**GOAL 1**:
Which terms does the post about learning Salt say the docs use for the code that specifies what you want done?
**GOAL 2**:
Can you write the next part of the post about learning Salt, picking up after its last sentence?

**PASSAGE TO READ**:
══════════════════════════════
The product of my labours: https://github.com/stevage/saltymill

Disclaimers and apologies

A week is too soon to feel the real benefits of automatic deployment and configuration management, but plenty long enough for frustrations and annoyances. There are lots of good things about Salt, but those will go in another post.

I’ve intentionally written this post as I go, to document things that are surprising, counter-intuitive or bothersome to the newcomer. Once you become familiar with a system, it’s much harder to remember what it was like as a newbie, and easier to make allowances for it. So experienced Salt users will probably rankle at the wilful ignorance displayed herein.

A few things I quickly appreciated, compared to Chef:

  • Two parties, not three. Chef has the client (your laptop), the Chef Server (which I never used because it was too complicated) and the target machine itself. Salt doesn’t have the client, so you do everything either on the master (“salt ‘*’ state.highstate) or on the target machine in masterless mode (“salt-call –local state.highstate)
  • No need for “knife upload”: the Salt Master just looks for your files in /srv/salt, so you can use any method you like for getting them there. I always hated having to upload recipes, environments etc individually – you always forgot something.
  • YAML rather than Ruby.
  • A nifty command line tool that lets you try states out on the fly, or run commands remotely on several servers at once. (Chef’s shell, formerly ‘shef’, never really worked out for me.)

Mediocre documentation

Automatic deployment systems are complicated, and you’d love some clear mental concepts to hang on to. Unfortunately, Salt’s chosen metaphor is pretty clumsy (salt grains, pillars, mines…meh), and they’re not well explained. Apparently the concept of a “state” is pretty important to Salt, but even after reading much documentation and quite a reasonable amount of hacking away, I still have only the vaguest notion of what a Salt state is. What’s a “high state”? A “low state”? How can I query the “state” of a minion? No idea. It’s hard to tell if “states” are an implementation magic that makes the whole thing work, or if I, the user am supposed to know about them.

(After more digging around, I think “state” has several meanings, of which one is just one of the actions defined in a SLS file.)

And then, strangely, how do you refer to the most important objects that you work with, the actual code that specifies what you want done? “SLS files”. Or “state files”. Or “SLS[es]”. Or “Salt States”. Or “Salt state files”. Those terms are all used in the docs. (I thought they were also called “formulas“, but those are apparently only pre-canned state files.)

YAML headaches

It turns out YAML has some weird indenting and formatting rules that occasionally ruin your day. Initially it’s especially tedious having to learn this extra language and its subtleties (> vs |, multi-line hyphenated lists versus single line square-bracketed lists) when you just want to get started – it steepens the learning curve.

IDs, names

The behaviour of statement IDs is cute at first, but not well explained, and becomes pretty tiresome. The idea is you can write this:

httpd:
  pkg.installed

Succinct, huh? That’s actually shorthand for this:

install_apache_please:
  pkg:
    - name: httpd
    - installed

That is, the “id” (httpd) is also the default value for “name”. Secondly, you can compress one item of the following list  (“installed”) onto the function name (“pkg”) with a dot.
══════════════════════════════
**STORED ROWS**:
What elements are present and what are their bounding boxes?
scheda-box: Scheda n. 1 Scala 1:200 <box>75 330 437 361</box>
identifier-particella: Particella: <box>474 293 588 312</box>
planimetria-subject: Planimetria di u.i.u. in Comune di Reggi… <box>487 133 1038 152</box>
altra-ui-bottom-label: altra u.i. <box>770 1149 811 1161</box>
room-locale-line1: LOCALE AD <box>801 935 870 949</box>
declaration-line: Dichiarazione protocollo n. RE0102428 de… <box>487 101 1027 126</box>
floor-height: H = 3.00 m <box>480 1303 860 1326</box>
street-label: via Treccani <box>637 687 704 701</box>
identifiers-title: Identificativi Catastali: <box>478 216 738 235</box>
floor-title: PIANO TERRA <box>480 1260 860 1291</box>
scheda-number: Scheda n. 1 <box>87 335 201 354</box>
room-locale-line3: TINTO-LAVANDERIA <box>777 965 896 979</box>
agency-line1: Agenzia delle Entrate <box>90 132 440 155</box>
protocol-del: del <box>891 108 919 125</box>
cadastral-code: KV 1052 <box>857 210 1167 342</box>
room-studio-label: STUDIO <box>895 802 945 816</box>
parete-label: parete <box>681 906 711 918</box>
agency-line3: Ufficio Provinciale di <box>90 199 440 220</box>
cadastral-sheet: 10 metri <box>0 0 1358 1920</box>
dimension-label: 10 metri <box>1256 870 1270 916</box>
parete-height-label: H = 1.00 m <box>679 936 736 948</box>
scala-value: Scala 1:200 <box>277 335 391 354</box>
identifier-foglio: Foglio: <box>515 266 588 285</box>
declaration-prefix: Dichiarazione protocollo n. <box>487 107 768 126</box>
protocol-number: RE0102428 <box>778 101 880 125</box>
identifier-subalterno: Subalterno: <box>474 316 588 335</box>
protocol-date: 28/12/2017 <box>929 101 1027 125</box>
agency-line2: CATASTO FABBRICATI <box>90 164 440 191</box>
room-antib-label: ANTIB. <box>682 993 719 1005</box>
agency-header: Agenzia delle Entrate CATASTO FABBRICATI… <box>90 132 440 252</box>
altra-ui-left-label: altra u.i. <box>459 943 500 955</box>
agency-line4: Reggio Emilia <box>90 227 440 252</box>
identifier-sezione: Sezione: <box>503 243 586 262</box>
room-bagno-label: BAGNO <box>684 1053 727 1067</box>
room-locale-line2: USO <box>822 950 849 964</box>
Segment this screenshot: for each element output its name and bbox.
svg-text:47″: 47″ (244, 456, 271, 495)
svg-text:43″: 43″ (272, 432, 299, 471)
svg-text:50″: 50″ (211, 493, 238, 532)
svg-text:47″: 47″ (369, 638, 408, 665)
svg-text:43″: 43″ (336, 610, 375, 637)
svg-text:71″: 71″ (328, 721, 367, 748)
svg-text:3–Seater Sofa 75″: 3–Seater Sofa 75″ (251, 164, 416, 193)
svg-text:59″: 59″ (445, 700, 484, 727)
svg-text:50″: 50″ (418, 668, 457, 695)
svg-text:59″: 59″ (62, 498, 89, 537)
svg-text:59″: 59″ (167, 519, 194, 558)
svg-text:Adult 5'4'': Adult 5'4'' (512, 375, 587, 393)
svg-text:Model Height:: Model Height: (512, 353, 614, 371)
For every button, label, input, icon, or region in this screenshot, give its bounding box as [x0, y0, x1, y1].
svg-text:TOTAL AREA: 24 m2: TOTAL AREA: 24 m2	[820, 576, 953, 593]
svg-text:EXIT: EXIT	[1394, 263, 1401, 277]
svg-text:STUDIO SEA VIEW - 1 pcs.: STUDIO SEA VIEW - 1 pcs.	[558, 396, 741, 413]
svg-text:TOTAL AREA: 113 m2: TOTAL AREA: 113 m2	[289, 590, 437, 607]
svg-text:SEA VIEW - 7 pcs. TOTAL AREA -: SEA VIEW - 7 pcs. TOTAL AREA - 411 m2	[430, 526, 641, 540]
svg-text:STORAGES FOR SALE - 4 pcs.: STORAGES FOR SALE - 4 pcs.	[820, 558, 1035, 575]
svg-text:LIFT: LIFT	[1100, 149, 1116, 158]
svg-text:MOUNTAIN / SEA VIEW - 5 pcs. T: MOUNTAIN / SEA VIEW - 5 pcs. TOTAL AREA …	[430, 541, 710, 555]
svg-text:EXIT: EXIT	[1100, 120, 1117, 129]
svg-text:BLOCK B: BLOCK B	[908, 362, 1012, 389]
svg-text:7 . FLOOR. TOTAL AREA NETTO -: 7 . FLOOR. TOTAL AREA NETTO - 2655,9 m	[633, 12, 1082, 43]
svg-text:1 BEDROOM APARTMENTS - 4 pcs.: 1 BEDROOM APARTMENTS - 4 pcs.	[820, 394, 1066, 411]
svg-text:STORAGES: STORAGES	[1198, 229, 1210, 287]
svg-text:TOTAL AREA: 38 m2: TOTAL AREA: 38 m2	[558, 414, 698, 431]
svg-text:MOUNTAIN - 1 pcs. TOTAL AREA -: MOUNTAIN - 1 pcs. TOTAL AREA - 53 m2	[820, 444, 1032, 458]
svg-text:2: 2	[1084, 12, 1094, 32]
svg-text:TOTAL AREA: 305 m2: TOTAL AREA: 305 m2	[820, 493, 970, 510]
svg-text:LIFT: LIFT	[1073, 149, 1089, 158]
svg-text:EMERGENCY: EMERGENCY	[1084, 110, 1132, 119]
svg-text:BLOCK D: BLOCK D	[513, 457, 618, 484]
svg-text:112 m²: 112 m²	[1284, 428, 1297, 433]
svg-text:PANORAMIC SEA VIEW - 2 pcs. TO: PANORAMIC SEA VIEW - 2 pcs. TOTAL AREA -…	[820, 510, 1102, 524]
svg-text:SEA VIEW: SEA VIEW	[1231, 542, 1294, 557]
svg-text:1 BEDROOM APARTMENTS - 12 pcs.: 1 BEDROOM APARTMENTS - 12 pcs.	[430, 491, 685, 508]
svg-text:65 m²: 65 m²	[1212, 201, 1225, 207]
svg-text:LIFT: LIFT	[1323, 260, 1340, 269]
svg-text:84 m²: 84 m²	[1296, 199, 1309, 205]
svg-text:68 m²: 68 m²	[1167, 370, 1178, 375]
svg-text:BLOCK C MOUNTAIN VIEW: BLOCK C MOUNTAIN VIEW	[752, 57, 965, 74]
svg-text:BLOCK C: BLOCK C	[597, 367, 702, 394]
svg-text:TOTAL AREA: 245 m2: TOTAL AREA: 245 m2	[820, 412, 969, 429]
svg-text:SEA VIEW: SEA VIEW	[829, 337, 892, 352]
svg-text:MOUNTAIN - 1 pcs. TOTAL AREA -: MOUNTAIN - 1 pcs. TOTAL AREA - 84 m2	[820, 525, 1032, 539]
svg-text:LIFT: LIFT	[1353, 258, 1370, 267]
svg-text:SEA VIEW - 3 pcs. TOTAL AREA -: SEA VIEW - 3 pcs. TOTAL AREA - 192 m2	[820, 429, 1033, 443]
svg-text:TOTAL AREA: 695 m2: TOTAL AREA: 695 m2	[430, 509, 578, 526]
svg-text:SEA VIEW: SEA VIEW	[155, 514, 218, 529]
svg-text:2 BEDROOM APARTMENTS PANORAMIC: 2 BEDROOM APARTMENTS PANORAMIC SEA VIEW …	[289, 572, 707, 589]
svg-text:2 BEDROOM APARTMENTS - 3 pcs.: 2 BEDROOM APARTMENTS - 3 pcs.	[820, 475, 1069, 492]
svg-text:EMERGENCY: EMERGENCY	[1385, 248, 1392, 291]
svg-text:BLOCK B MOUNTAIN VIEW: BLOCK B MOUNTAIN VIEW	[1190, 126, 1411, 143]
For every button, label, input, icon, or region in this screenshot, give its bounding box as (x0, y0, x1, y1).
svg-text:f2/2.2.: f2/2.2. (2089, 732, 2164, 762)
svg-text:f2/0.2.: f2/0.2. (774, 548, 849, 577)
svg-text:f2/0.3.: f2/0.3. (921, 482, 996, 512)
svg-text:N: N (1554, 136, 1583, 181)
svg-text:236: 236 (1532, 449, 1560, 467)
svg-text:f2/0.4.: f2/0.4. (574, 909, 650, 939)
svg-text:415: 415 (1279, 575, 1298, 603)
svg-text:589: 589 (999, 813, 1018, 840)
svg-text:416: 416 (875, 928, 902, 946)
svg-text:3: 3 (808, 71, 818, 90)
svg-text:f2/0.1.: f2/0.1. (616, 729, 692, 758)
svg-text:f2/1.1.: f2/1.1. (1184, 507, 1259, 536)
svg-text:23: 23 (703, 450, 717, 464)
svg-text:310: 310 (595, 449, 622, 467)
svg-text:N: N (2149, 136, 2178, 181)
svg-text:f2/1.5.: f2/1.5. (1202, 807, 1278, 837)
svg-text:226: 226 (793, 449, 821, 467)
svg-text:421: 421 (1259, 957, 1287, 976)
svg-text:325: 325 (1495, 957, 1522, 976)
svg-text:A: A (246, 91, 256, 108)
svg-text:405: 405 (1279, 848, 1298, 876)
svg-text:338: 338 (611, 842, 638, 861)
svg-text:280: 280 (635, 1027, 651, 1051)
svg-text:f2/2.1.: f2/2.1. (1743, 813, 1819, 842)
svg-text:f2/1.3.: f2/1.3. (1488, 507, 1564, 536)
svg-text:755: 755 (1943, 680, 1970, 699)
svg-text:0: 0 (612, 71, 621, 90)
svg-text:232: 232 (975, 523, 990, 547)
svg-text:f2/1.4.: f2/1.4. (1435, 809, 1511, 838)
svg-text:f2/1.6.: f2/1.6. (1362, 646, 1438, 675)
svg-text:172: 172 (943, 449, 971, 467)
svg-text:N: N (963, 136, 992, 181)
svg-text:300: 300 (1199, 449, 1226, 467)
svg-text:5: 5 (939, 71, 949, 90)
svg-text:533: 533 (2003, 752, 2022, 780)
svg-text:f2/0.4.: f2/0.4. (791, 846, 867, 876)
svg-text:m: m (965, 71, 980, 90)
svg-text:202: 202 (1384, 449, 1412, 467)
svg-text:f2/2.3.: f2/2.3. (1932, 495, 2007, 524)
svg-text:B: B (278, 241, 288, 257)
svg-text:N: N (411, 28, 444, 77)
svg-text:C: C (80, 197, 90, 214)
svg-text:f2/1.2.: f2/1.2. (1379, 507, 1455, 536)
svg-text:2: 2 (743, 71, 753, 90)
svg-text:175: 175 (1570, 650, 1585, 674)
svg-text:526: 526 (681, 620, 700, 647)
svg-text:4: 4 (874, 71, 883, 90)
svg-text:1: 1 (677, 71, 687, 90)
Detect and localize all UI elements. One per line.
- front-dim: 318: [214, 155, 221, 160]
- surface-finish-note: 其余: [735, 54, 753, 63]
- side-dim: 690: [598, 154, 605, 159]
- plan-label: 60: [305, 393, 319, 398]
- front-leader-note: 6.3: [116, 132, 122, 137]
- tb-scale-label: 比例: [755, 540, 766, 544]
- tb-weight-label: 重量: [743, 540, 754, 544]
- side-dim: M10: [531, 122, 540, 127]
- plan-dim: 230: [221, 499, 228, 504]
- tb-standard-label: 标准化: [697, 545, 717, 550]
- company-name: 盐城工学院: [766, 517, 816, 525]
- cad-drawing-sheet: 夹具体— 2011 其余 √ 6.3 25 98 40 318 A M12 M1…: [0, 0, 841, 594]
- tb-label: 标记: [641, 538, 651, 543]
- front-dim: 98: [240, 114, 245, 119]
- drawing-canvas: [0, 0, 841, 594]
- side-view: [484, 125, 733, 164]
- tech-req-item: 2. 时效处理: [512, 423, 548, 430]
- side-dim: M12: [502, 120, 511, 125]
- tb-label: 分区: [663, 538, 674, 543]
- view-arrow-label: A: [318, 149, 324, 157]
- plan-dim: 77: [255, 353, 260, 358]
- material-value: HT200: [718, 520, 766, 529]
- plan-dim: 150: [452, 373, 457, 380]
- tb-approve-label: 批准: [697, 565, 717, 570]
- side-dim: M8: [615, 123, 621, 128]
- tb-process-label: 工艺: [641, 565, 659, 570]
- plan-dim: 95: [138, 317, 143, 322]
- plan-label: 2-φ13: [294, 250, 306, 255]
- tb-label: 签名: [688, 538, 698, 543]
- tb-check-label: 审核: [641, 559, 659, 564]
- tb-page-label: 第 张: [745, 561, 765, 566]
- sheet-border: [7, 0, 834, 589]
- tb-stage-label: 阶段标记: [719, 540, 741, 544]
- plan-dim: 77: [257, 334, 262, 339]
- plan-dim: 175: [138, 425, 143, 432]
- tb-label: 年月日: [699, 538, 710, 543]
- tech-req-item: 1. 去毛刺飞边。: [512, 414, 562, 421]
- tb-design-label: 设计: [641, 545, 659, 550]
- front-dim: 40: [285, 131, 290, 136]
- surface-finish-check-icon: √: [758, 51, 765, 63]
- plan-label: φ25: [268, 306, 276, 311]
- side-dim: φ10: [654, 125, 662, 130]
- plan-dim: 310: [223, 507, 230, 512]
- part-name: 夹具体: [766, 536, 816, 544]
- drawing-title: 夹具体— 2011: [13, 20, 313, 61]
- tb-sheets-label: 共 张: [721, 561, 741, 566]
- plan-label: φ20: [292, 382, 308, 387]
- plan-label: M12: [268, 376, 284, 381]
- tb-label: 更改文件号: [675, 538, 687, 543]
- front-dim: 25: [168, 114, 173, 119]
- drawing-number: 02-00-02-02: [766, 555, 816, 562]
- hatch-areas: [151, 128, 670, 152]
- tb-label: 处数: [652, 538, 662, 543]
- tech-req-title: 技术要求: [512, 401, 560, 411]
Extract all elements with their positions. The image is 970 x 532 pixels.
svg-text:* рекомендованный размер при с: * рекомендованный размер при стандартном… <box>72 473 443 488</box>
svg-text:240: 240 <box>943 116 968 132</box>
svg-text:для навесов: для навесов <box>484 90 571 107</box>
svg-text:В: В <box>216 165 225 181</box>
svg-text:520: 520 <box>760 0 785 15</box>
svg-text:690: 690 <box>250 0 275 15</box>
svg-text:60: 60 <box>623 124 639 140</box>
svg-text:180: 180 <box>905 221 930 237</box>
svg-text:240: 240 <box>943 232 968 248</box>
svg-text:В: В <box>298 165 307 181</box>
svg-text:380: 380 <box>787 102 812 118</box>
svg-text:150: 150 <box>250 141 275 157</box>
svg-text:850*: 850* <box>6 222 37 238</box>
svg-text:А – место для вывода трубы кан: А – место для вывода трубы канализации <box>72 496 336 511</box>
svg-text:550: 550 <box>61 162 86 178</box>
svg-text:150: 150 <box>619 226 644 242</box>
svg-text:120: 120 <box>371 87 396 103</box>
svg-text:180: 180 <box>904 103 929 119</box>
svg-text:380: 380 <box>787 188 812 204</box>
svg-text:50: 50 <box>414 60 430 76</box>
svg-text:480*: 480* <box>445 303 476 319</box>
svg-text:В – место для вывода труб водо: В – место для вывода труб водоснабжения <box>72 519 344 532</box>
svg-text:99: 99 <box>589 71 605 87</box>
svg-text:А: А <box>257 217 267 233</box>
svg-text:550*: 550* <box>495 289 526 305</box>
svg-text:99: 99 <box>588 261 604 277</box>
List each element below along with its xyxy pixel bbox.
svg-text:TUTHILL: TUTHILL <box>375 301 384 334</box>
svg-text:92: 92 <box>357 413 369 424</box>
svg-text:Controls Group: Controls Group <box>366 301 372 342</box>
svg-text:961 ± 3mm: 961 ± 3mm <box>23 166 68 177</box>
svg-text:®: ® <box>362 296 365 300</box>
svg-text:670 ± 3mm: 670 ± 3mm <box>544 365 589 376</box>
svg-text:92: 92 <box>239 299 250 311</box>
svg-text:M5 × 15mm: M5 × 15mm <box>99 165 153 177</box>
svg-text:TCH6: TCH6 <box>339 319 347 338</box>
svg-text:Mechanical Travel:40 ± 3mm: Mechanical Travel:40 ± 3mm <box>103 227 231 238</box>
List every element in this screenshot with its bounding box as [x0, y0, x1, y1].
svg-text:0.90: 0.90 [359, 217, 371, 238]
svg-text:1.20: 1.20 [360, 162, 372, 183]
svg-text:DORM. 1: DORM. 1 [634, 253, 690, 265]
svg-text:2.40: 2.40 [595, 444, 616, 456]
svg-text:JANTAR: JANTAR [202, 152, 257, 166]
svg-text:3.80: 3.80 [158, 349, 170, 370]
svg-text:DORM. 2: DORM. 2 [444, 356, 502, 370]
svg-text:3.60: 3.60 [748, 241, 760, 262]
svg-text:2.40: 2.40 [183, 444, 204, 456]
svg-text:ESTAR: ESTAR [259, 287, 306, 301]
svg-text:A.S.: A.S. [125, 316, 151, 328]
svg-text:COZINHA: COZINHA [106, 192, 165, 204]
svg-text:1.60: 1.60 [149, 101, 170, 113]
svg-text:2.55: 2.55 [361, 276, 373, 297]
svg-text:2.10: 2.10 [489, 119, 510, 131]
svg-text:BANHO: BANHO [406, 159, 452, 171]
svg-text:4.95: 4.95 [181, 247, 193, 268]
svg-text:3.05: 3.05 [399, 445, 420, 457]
══════════════════════════════
**EXERCISE RESPONSE 1**:
"SLS files", "state files", "SLS[es]", "Salt States" and "Salt state files"

**EXERCISE RESPONSE 2**:
So far, so good. But it quickly leads to this kind of silliness:

"{{ pillar.installdir}}/myfile.txt":
  file.managed:
    - unless: ...
another_command:  
cmd.wait: - watch: [ "{{ pillar.installdir}}/myfile.txt" ]

Free-text strings don’t make great IDs. On the whole, I’d prefer a syntax which is robustly readable and predictable, rather than one which is very succinct in special cases, but mostly less so.

The next problem is that all those IDs have to be unique across all your .sls files. That’s tedious when you have repetitious little actions that you can’t be bothered naming properly.

Another annoyance is that Salt’s data structure sometimes requires lists, and sometimes requires dicts, and it’s hard to remember which is which. For example:

finishlog:
  cmd.run:
    - name: |
        echo "All done! Enjoy your new server.<br/>" >> /var/log/salt/buildlog.html
  file.managed:
    - name: /var/log/salt/index.html
    - source: salt://initindex.html
    - template: jinja
    - context:
       buildtitle: "Your server is ready!"
       buildsubtitle: "Get in there and make something."
       buildtitlecolor: "hsl(130,70%,70%)"

Notice how the first level of indentation doesn’t have hyphens, the second level does, then the third level doesn’t? I’m not sure what the philosophy is here – it looks to me like each level is just a list of key/value pairs.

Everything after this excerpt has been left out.